YOUR OBJECTIVE. Exact repetition is required: output every record in full.

EXTRACTED DATA.
------------------------------------
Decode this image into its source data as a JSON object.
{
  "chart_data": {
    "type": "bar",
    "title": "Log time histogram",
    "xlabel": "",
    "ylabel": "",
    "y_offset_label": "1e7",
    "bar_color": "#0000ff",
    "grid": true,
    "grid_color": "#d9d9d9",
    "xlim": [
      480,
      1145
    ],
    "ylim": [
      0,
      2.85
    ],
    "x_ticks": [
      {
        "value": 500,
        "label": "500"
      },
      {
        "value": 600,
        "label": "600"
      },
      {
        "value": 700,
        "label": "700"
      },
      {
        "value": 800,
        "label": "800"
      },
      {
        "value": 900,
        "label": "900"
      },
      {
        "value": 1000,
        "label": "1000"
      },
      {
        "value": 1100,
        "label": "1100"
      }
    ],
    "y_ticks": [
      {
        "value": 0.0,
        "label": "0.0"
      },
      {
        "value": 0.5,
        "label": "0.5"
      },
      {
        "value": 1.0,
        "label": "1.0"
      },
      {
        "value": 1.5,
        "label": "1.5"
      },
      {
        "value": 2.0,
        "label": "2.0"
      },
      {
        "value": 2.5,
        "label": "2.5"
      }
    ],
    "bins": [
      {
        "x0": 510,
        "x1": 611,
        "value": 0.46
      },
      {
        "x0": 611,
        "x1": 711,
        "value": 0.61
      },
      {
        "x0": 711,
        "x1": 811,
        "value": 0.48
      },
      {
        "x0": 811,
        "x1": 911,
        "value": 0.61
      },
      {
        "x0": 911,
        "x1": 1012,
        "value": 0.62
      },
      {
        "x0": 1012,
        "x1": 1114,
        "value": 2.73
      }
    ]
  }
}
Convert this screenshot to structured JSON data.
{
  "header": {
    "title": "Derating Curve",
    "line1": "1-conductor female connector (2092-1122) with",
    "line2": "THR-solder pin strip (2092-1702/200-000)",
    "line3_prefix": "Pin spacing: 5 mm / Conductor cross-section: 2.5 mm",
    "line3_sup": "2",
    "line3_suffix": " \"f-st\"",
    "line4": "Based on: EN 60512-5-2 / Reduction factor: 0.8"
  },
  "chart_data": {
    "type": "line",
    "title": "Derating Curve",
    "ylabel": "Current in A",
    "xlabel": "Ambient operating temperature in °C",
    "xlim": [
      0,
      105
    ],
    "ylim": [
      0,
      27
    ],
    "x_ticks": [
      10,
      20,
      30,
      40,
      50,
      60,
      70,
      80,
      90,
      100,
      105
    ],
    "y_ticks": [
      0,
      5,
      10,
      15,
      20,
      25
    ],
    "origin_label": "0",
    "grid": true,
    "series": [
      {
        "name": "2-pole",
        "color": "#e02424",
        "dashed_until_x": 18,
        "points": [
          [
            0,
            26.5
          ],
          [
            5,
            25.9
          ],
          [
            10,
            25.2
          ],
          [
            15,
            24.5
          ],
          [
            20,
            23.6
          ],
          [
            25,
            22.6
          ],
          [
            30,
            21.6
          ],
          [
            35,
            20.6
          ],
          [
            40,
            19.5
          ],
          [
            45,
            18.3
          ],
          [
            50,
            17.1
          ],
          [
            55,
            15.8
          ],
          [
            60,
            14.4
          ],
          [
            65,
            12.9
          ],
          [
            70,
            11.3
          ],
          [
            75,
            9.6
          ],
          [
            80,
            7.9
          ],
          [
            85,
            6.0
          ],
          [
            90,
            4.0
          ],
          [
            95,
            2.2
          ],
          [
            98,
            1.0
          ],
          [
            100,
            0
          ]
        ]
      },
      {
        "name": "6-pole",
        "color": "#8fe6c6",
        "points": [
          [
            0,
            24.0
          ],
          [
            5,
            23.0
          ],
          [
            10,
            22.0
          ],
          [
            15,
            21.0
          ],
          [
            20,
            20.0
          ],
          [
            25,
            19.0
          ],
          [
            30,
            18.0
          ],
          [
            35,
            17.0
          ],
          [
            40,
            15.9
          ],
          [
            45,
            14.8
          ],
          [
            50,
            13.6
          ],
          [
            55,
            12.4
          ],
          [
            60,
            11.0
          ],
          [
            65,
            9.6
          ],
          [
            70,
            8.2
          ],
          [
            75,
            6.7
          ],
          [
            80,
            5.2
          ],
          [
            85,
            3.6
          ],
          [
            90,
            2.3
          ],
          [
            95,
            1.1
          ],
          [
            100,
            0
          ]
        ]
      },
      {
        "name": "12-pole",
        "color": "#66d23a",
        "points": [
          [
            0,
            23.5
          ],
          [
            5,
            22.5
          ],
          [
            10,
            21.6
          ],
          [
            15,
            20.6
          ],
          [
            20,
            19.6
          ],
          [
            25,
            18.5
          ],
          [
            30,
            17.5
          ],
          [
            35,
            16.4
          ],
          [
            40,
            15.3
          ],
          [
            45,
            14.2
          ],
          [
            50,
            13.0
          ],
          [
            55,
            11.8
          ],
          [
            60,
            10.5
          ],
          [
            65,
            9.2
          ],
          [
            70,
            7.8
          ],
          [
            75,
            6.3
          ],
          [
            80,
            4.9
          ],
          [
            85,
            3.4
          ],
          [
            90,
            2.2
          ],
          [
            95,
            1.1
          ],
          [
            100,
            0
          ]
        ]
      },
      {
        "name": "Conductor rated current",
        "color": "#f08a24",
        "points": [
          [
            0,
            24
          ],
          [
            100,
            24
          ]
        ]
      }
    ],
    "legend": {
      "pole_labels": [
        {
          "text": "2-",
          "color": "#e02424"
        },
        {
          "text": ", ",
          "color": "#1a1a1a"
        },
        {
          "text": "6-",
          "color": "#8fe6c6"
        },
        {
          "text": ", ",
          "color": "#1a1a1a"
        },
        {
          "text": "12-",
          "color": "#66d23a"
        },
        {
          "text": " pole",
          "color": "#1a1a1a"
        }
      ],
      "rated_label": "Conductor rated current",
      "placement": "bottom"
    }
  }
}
------------------------------------
PROBLEM SOLUTION.
Decode this image into its source data as a JSON object.
{
  "chart_data": {
    "type": "bar",
    "title": "Log time histogram",
    "xlabel": "",
    "ylabel": "",
    "y_offset_label": "1e7",
    "bar_color": "#0000ff",
    "grid": true,
    "grid_color": "#d9d9d9",
    "xlim": [
      480,
      1145
    ],
    "ylim": [
      0,
      2.85
    ],
    "x_ticks": [
      {
        "value": 500,
        "label": "500"
      },
      {
        "value": 600,
        "label": "600"
      },
      {
        "value": 700,
        "label": "700"
      },
      {
        "value": 800,
        "label": "800"
      },
      {
        "value": 900,
        "label": "900"
      },
      {
        "value": 1000,
        "label": "1000"
      },
      {
        "value": 1100,
        "label": "1100"
      }
    ],
    "y_ticks": [
      {
        "value": 0.0,
        "label": "0.0"
      },
      {
        "value": 0.5,
        "label": "0.5"
      },
      {
        "value": 1.0,
        "label": "1.0"
      },
      {
        "value": 1.5,
        "label": "1.5"
      },
      {
        "value": 2.0,
        "label": "2.0"
      },
      {
        "value": 2.5,
        "label": "2.5"
      }
    ],
    "bins": [
      {
        "x0": 510,
        "x1": 611,
        "value": 0.46
      },
      {
        "x0": 611,
        "x1": 711,
        "value": 0.61
      },
      {
        "x0": 711,
        "x1": 811,
        "value": 0.48
      },
      {
        "x0": 811,
        "x1": 911,
        "value": 0.61
      },
      {
        "x0": 911,
        "x1": 1012,
        "value": 0.62
      },
      {
        "x0": 1012,
        "x1": 1114,
        "value": 2.73
      }
    ]
  }
}
Convert this screenshot to structured JSON data.
{
  "header": {
    "title": "Derating Curve",
    "line1": "1-conductor female connector (2092-1122) with",
    "line2": "THR-solder pin strip (2092-1702/200-000)",
    "line3_prefix": "Pin spacing: 5 mm / Conductor cross-section: 2.5 mm",
    "line3_sup": "2",
    "line3_suffix": " \"f-st\"",
    "line4": "Based on: EN 60512-5-2 / Reduction factor: 0.8"
  },
  "chart_data": {
    "type": "line",
    "title": "Derating Curve",
    "ylabel": "Current in A",
    "xlabel": "Ambient operating temperature in °C",
    "xlim": [
      0,
      105
    ],
    "ylim": [
      0,
      27
    ],
    "x_ticks": [
      10,
      20,
      30,
      40,
      50,
      60,
      70,
      80,
      90,
      100,
      105
    ],
    "y_ticks": [
      0,
      5,
      10,
      15,
      20,
      25
    ],
    "origin_label": "0",
    "grid": true,
    "series": [
      {
        "name": "2-pole",
        "color": "#e02424",
        "dashed_until_x": 18,
        "points": [
          [
            0,
            26.5
          ],
          [
            5,
            25.9
          ],
          [
            10,
            25.2
          ],
          [
            15,
            24.5
          ],
          [
            20,
            23.6
          ],
          [
            25,
            22.6
          ],
          [
            30,
            21.6
          ],
          [
            35,
            20.6
          ],
          [
            40,
            19.5
          ],
          [
            45,
            18.3
          ],
          [
            50,
            17.1
          ],
          [
            55,
            15.8
          ],
          [
            60,
            14.4
          ],
          [
            65,
            12.9
          ],
          [
            70,
            11.3
          ],
          [
            75,
            9.6
          ],
          [
            80,
            7.9
          ],
          [
            85,
            6.0
          ],
          [
            90,
            4.0
          ],
          [
            95,
            2.2
          ],
          [
            98,
            1.0
          ],
          [
            100,
            0
          ]
        ]
      },
      {
        "name": "6-pole",
        "color": "#8fe6c6",
        "points": [
          [
            0,
            24.0
          ],
          [
            5,
            23.0
          ],
          [
            10,
            22.0
          ],
          [
            15,
            21.0
          ],
          [
            20,
            20.0
          ],
          [
            25,
            19.0
          ],
          [
            30,
            18.0
          ],
          [
            35,
            17.0
          ],
          [
            40,
            15.9
          ],
          [
            45,
            14.8
          ],
          [
            50,
            13.6
          ],
          [
            55,
            12.4
          ],
          [
            60,
            11.0
          ],
          [
            65,
            9.6
          ],
          [
            70,
            8.2
          ],
          [
            75,
            6.7
          ],
          [
            80,
            5.2
          ],
          [
            85,
            3.6
          ],
          [
            90,
            2.3
          ],
          [
            95,
            1.1
          ],
          [
            100,
            0
          ]
        ]
      },
      {
        "name": "12-pole",
        "color": "#66d23a",
        "points": [
          [
            0,
            23.5
          ],
          [
            5,
            22.5
          ],
          [
            10,
            21.6
          ],
          [
            15,
            20.6
          ],
          [
            20,
            19.6
          ],
          [
            25,
            18.5
          ],
          [
            30,
            17.5
          ],
          [
            35,
            16.4
          ],
          [
            40,
            15.3
          ],
          [
            45,
            14.2
          ],
          [
            50,
            13.0
          ],
          [
            55,
            11.8
          ],
          [
            60,
            10.5
          ],
          [
            65,
            9.2
          ],
          [
            70,
            7.8
          ],
          [
            75,
            6.3
          ],
          [
            80,
            4.9
          ],
          [
            85,
            3.4
          ],
          [
            90,
            2.2
          ],
          [
            95,
            1.1
          ],
          [
            100,
            0
          ]
        ]
      },
      {
        "name": "Conductor rated current",
        "color": "#f08a24",
        "points": [
          [
            0,
            24
          ],
          [
            100,
            24
          ]
        ]
      }
    ],
    "legend": {
      "pole_labels": [
        {
          "text": "2-",
          "color": "#e02424"
        },
        {
          "text": ", ",
          "color": "#1a1a1a"
        },
        {
          "text": "6-",
          "color": "#8fe6c6"
        },
        {
          "text": ", ",
          "color": "#1a1a1a"
        },
        {
          "text": "12-",
          "color": "#66d23a"
        },
        {
          "text": " pole",
          "color": "#1a1a1a"
        }
      ],
      "rated_label": "Conductor rated current",
      "placement": "bottom"
    }
  }
}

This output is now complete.